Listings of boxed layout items
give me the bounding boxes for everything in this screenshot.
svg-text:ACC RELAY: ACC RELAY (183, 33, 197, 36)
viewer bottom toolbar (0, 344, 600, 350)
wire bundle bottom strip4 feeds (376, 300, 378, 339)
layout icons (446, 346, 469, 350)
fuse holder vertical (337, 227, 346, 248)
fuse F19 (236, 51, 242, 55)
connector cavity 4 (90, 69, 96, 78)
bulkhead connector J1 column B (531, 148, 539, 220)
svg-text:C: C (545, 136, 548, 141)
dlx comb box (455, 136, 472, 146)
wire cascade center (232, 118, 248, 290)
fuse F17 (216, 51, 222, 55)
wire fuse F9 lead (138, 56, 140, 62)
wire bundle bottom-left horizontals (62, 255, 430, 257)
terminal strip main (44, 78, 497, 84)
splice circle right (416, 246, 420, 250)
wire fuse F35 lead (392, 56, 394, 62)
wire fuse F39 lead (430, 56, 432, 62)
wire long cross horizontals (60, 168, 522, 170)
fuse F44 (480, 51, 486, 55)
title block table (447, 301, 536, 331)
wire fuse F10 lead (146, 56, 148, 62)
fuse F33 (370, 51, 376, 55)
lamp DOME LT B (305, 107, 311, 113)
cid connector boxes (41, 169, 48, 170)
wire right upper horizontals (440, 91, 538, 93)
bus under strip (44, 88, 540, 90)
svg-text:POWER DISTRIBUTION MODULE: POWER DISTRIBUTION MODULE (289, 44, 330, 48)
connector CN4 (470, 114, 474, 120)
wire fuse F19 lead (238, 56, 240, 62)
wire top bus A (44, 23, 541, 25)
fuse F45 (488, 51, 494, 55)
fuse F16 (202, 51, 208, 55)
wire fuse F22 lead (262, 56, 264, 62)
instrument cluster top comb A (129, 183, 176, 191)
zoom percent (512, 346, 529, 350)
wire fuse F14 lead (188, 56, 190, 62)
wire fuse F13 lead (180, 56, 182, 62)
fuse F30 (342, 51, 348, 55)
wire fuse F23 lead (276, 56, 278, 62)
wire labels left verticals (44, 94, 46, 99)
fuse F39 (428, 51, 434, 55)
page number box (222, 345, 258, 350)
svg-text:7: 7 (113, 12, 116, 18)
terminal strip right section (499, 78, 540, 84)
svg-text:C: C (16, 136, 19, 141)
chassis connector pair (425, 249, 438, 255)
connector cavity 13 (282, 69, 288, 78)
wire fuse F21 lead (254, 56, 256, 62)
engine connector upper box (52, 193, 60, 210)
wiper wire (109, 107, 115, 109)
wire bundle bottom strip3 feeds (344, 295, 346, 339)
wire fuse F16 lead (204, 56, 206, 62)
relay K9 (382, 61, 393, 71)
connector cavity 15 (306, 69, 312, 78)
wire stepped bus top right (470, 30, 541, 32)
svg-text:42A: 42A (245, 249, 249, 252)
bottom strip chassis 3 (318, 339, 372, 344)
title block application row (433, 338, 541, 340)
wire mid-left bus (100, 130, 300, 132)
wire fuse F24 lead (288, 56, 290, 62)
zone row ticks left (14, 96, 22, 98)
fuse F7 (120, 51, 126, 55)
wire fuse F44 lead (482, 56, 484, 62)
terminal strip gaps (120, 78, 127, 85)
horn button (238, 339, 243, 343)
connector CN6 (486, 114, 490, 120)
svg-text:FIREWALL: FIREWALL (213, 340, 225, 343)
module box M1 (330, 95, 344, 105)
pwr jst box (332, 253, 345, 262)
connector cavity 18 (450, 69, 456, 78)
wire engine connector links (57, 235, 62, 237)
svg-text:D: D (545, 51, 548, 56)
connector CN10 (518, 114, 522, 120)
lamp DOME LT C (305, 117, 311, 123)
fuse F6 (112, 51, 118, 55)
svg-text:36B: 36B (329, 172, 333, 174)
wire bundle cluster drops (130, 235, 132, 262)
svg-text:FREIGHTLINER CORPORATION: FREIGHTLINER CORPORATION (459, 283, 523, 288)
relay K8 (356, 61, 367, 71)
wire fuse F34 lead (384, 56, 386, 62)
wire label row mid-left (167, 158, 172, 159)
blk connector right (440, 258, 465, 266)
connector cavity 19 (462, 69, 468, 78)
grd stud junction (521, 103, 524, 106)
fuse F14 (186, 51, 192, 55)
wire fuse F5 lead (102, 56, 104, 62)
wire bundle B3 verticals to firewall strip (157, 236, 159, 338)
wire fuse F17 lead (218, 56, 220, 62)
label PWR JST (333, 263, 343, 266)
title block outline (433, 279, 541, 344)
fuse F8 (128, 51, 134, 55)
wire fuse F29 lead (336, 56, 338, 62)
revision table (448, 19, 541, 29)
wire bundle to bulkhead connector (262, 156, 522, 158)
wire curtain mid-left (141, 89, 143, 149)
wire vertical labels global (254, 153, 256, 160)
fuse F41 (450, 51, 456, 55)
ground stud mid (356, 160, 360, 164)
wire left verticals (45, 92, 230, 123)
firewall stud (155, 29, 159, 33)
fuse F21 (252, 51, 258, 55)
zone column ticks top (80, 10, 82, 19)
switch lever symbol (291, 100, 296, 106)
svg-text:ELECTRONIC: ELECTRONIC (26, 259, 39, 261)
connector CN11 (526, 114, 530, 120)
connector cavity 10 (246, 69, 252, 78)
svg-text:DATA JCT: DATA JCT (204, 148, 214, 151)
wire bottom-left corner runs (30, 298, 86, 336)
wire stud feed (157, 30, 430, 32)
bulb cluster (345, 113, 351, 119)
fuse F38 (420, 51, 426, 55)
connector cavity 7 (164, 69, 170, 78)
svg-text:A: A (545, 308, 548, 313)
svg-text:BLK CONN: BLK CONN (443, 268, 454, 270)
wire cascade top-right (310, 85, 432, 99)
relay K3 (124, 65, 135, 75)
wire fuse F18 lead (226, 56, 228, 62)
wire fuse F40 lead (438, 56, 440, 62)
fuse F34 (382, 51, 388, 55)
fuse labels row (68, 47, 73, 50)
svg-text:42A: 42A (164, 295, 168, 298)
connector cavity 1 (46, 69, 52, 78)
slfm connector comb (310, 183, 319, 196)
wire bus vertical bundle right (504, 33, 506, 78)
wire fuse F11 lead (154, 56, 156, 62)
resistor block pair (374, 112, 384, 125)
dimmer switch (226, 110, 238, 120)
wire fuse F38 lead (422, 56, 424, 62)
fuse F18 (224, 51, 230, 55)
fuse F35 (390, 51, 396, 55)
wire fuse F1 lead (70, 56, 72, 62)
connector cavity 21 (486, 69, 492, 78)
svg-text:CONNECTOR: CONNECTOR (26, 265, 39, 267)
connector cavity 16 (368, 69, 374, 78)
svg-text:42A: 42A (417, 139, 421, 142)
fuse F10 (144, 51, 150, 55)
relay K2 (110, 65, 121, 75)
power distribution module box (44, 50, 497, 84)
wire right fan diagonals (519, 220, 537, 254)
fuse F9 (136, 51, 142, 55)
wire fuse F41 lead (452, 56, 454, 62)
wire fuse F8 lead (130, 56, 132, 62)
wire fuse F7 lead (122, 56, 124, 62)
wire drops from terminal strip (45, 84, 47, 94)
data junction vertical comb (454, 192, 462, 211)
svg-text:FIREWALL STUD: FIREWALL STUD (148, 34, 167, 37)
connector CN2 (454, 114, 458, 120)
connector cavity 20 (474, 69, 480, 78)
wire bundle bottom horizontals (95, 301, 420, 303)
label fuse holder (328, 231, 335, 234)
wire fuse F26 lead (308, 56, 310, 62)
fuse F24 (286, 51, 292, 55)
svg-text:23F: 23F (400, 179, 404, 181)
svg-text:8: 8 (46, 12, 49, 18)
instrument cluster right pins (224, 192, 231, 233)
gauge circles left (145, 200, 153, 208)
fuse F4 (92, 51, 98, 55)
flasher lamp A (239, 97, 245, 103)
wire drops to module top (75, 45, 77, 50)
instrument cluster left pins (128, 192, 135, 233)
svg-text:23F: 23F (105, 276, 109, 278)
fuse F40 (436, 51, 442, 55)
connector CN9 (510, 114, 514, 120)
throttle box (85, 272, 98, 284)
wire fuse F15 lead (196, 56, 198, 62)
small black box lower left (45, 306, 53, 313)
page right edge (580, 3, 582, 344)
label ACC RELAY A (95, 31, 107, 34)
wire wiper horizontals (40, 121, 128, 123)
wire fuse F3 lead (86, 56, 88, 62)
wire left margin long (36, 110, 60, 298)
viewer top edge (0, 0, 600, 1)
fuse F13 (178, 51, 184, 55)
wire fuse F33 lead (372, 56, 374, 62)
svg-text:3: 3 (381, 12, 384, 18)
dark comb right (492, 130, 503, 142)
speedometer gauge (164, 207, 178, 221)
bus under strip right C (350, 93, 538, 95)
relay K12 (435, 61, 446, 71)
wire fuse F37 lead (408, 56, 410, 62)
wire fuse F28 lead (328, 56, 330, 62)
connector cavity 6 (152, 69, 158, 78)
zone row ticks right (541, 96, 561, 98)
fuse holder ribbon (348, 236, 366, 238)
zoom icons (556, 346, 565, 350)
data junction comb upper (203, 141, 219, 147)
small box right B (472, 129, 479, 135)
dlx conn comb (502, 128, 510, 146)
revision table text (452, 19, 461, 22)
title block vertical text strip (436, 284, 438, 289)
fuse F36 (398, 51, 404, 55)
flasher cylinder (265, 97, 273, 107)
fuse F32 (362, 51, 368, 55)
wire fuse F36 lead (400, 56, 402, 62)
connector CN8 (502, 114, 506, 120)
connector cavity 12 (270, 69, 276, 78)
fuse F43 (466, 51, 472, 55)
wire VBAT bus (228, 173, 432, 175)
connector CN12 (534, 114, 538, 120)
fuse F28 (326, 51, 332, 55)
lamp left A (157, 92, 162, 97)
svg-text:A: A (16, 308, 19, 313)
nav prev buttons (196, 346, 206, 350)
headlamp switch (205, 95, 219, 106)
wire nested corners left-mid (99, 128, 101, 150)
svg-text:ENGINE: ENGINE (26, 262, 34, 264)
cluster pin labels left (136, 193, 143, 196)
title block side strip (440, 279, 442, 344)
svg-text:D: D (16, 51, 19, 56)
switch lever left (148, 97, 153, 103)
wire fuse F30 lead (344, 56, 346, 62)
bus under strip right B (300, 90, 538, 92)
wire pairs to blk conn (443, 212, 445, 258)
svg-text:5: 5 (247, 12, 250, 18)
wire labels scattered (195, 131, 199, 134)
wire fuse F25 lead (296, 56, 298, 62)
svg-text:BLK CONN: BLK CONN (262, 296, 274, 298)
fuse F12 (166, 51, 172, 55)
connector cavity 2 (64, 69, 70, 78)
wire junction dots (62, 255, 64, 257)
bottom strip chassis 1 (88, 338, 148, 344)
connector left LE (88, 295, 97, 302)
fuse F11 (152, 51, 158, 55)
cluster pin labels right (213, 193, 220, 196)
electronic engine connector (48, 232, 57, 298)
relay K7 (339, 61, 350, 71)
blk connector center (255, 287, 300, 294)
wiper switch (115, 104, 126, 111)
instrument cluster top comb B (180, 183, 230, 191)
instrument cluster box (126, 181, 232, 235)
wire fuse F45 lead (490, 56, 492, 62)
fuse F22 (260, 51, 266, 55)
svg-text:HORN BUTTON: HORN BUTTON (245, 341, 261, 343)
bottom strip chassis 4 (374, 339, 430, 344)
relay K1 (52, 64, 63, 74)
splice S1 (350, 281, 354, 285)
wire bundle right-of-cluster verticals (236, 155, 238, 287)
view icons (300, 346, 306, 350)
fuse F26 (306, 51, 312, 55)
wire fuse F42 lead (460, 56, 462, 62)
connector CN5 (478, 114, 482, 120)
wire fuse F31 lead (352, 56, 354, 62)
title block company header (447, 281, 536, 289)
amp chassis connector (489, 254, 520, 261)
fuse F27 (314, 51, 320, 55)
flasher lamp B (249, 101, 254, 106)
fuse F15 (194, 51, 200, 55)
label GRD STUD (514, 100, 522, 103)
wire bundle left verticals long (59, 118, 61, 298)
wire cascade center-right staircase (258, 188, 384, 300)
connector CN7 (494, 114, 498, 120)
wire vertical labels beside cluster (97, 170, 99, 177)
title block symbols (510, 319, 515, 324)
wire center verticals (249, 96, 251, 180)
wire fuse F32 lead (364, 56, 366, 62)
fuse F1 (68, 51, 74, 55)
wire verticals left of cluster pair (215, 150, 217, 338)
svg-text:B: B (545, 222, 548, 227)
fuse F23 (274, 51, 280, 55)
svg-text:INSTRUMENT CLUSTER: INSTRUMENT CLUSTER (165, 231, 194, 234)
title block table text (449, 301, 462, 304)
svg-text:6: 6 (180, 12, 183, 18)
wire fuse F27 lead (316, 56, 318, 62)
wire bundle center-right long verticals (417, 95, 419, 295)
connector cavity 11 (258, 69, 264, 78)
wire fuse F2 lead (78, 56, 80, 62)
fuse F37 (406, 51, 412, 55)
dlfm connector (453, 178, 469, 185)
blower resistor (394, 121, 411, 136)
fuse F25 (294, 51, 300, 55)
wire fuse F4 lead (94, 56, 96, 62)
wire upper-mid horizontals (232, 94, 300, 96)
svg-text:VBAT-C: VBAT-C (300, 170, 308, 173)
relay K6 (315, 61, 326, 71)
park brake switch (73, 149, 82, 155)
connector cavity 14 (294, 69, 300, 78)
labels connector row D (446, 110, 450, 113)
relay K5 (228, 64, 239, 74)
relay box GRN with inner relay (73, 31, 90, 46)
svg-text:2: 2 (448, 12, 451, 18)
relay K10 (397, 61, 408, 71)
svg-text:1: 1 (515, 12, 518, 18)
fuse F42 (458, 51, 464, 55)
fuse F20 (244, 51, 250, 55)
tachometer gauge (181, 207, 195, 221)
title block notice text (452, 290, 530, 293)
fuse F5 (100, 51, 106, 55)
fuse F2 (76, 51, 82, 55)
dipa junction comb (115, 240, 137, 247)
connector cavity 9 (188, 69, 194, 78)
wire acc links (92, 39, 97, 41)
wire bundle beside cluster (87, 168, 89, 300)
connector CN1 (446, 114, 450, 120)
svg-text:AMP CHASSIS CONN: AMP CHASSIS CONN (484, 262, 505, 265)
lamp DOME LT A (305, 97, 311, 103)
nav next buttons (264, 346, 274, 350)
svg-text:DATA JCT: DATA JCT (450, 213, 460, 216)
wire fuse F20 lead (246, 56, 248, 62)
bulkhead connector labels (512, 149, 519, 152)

- What is asked:
Rewrite the records from the beginning through the line containing "fuse F30 (342, 51, 348, 55)", inclusive, changing every "lead" to "conductor" and keeping everything else the same.

- Response to this task:
give me the bounding boxes for everything in this screenshot.
svg-text:ACC RELAY: ACC RELAY (183, 33, 197, 36)
viewer bottom toolbar (0, 344, 600, 350)
wire bundle bottom strip4 feeds (376, 300, 378, 339)
layout icons (446, 346, 469, 350)
fuse holder vertical (337, 227, 346, 248)
fuse F19 (236, 51, 242, 55)
connector cavity 4 (90, 69, 96, 78)
bulkhead connector J1 column B (531, 148, 539, 220)
svg-text:C: C (545, 136, 548, 141)
dlx comb box (455, 136, 472, 146)
wire cascade center (232, 118, 248, 290)
fuse F17 (216, 51, 222, 55)
wire fuse F9 conductor (138, 56, 140, 62)
wire bundle bottom-left horizontals (62, 255, 430, 257)
terminal strip main (44, 78, 497, 84)
splice circle right (416, 246, 420, 250)
wire fuse F35 conductor (392, 56, 394, 62)
wire fuse F39 conductor (430, 56, 432, 62)
wire long cross horizontals (60, 168, 522, 170)
fuse F44 (480, 51, 486, 55)
title block table (447, 301, 536, 331)
wire fuse F10 conductor (146, 56, 148, 62)
fuse F33 (370, 51, 376, 55)
lamp DOME LT B (305, 107, 311, 113)
cid connector boxes (41, 169, 48, 170)
wire right upper horizontals (440, 91, 538, 93)
bus under strip (44, 88, 540, 90)
svg-text:POWER DISTRIBUTION MODULE: POWER DISTRIBUTION MODULE (289, 44, 330, 48)
connector CN4 (470, 114, 474, 120)
wire fuse F19 conductor (238, 56, 240, 62)
wire top bus A (44, 23, 541, 25)
fuse F45 (488, 51, 494, 55)
fuse F16 (202, 51, 208, 55)
wire fuse F22 conductor (262, 56, 264, 62)
instrument cluster top comb A (129, 183, 176, 191)
zoom percent (512, 346, 529, 350)
wire fuse F14 conductor (188, 56, 190, 62)
wire fuse F13 conductor (180, 56, 182, 62)
fuse F30 (342, 51, 348, 55)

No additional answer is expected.